"""
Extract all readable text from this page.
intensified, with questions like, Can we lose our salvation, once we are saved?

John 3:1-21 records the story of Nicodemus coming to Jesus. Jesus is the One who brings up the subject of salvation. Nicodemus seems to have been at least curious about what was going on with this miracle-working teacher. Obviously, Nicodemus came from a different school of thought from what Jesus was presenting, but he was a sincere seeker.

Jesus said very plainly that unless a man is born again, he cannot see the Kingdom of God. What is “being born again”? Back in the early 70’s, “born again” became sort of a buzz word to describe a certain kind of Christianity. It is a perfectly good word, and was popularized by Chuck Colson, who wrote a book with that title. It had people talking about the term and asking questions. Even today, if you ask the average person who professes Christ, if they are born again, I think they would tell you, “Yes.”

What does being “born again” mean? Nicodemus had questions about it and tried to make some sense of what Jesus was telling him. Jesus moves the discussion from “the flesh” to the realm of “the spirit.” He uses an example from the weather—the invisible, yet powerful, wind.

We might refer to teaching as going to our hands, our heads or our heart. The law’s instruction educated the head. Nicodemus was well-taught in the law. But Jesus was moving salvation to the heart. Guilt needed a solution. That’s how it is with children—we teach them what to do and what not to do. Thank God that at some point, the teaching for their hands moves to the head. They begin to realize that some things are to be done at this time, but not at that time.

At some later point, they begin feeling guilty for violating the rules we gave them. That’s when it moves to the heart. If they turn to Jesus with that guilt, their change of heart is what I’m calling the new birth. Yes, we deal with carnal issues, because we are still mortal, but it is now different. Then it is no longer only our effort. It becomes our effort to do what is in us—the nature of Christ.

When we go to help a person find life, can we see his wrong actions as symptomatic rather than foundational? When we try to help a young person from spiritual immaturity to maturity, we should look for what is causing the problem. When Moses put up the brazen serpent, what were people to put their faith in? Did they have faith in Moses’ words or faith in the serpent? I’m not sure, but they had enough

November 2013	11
"""
"""
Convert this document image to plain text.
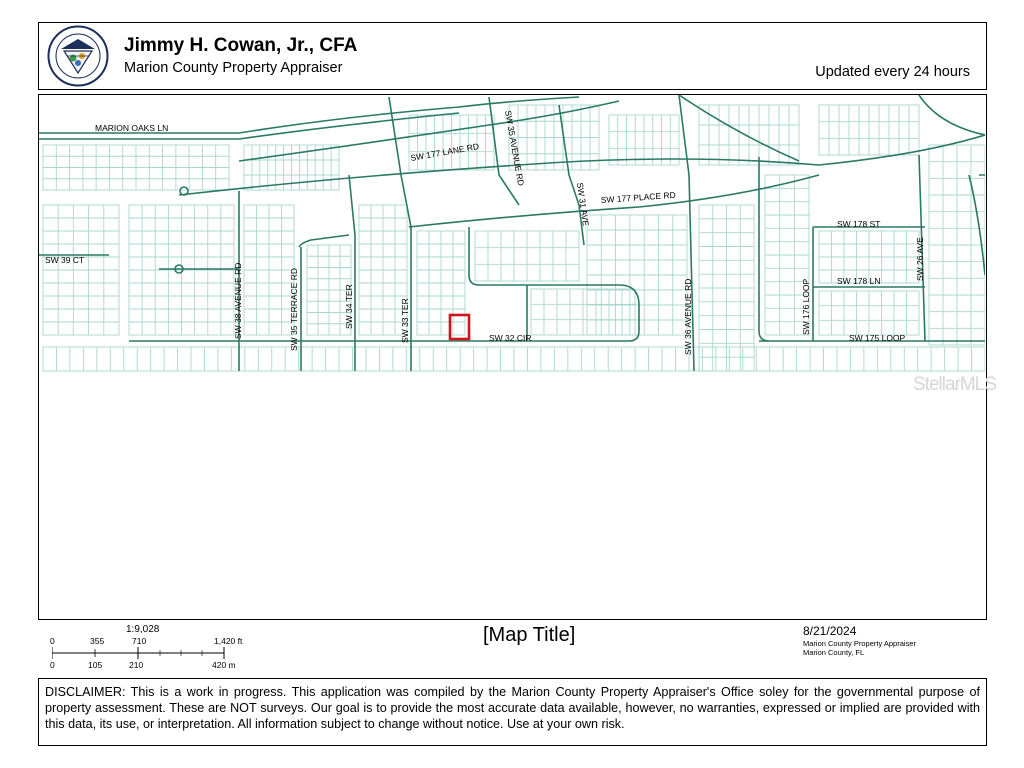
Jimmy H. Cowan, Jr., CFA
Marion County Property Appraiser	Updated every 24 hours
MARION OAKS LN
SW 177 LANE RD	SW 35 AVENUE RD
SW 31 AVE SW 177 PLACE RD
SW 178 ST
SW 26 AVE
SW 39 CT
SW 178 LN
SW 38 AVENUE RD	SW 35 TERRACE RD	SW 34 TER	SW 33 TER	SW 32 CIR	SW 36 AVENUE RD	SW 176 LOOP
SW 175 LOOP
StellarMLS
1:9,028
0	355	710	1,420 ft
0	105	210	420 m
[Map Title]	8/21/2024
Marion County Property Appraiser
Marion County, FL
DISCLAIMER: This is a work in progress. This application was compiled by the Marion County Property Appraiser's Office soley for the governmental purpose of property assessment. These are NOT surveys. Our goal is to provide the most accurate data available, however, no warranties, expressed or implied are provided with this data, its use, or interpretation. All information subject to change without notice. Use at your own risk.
"""
*EXERCISE OBJECTIVE*.
Copy all lines above containing the string "Property".

*WRITTEN RESPONSE*.
Marion County Property Appraiser	Updated every 24 hours
Marion County Property Appraiser
DISCLAIMER: This is a work in progress. This application was compiled by the Marion County Property Appraiser's Office soley for the governmental purpose of property assessment. These are NOT surveys. Our goal is to provide the most accurate data available, however, no warranties, expressed or implied are provided with this data, its use, or interpretation. All information subject to change without notice. Use at your own risk.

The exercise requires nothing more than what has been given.